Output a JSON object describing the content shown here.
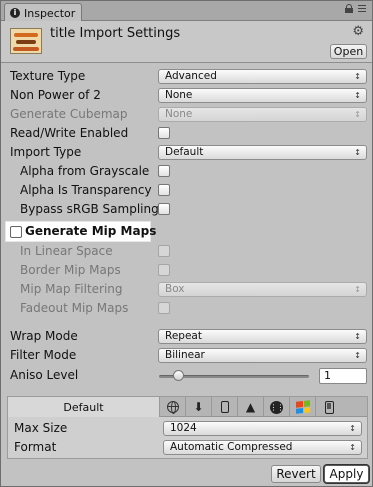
{
  "tab": {
    "icon": "info-icon",
    "label": "Inspector"
  },
  "header": {
    "title": "title Import Settings",
    "open_label": "Open"
  },
  "properties": {
    "texture_type": {
      "label": "Texture Type",
      "value": "Advanced"
    },
    "non_power_of_2": {
      "label": "Non Power of 2",
      "value": "None"
    },
    "generate_cubemap": {
      "label": "Generate Cubemap",
      "value": "None"
    },
    "read_write": {
      "label": "Read/Write Enabled"
    },
    "import_type": {
      "label": "Import Type",
      "value": "Default"
    },
    "alpha_from_grayscale": {
      "label": "Alpha from Grayscale"
    },
    "alpha_is_transparency": {
      "label": "Alpha Is Transparency"
    },
    "bypass_srgb": {
      "label": "Bypass sRGB Sampling"
    },
    "generate_mip_maps": {
      "label": "Generate Mip Maps"
    },
    "in_linear_space": {
      "label": "In Linear Space"
    },
    "border_mip_maps": {
      "label": "Border Mip Maps"
    },
    "mip_map_filtering": {
      "label": "Mip Map Filtering",
      "value": "Box"
    },
    "fadeout_mip_maps": {
      "label": "Fadeout Mip Maps"
    },
    "wrap_mode": {
      "label": "Wrap Mode",
      "value": "Repeat"
    },
    "filter_mode": {
      "label": "Filter Mode",
      "value": "Bilinear"
    },
    "aniso_level": {
      "label": "Aniso Level",
      "value": "1"
    }
  },
  "platform": {
    "default_tab": "Default",
    "icons": [
      "web-icon",
      "download-icon",
      "phone-icon",
      "android-icon",
      "blackberry-icon",
      "windows-icon",
      "windows-phone-icon"
    ],
    "max_size": {
      "label": "Max Size",
      "value": "1024"
    },
    "format": {
      "label": "Format",
      "value": "Automatic Compressed"
    }
  },
  "footer": {
    "revert_label": "Revert",
    "apply_label": "Apply"
  }
}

++++++++

What is required: Go back to the records above and write them out exactly, without the pictures.

Right answer:
Output a JSON object describing the content shown here.
{
  "tab": {
    "icon": "info-icon",
    "label": "Inspector"
  },
  "header": {
    "title": "title Import Settings",
    "open_label": "Open"
  },
  "properties": {
    "texture_type": {
      "label": "Texture Type",
      "value": "Advanced"
    },
    "non_power_of_2": {
      "label": "Non Power of 2",
      "value": "None"
    },
    "generate_cubemap": {
      "label": "Generate Cubemap",
      "value": "None"
    },
    "read_write": {
      "label": "Read/Write Enabled"
    },
    "import_type": {
      "label": "Import Type",
      "value": "Default"
    },
    "alpha_from_grayscale": {
      "label": "Alpha from Grayscale"
    },
    "alpha_is_transparency": {
      "label": "Alpha Is Transparency"
    },
    "bypass_srgb": {
      "label": "Bypass sRGB Sampling"
    },
    "generate_mip_maps": {
      "label": "Generate Mip Maps"
    },
    "in_linear_space": {
      "label": "In Linear Space"
    },
    "border_mip_maps": {
      "label": "Border Mip Maps"
    },
    "mip_map_filtering": {
      "label": "Mip Map Filtering",
      "value": "Box"
    },
    "fadeout_mip_maps": {
      "label": "Fadeout Mip Maps"
    },
    "wrap_mode": {
      "label": "Wrap Mode",
      "value": "Repeat"
    },
    "filter_mode": {
      "label": "Filter Mode",
      "value": "Bilinear"
    },
    "aniso_level": {
      "label": "Aniso Level",
      "value": "1"
    }
  },
  "platform": {
    "default_tab": "Default",
    "icons": [
      "web-icon",
      "download-icon",
      "phone-icon",
      "android-icon",
      "blackberry-icon",
      "windows-icon",
      "windows-phone-icon"
    ],
    "max_size": {
      "label": "Max Size",
      "value": "1024"
    },
    "format": {
      "label": "Format",
      "value": "Automatic Compressed"
    }
  },
  "footer": {
    "revert_label": "Revert",
    "apply_label": "Apply"
  }
}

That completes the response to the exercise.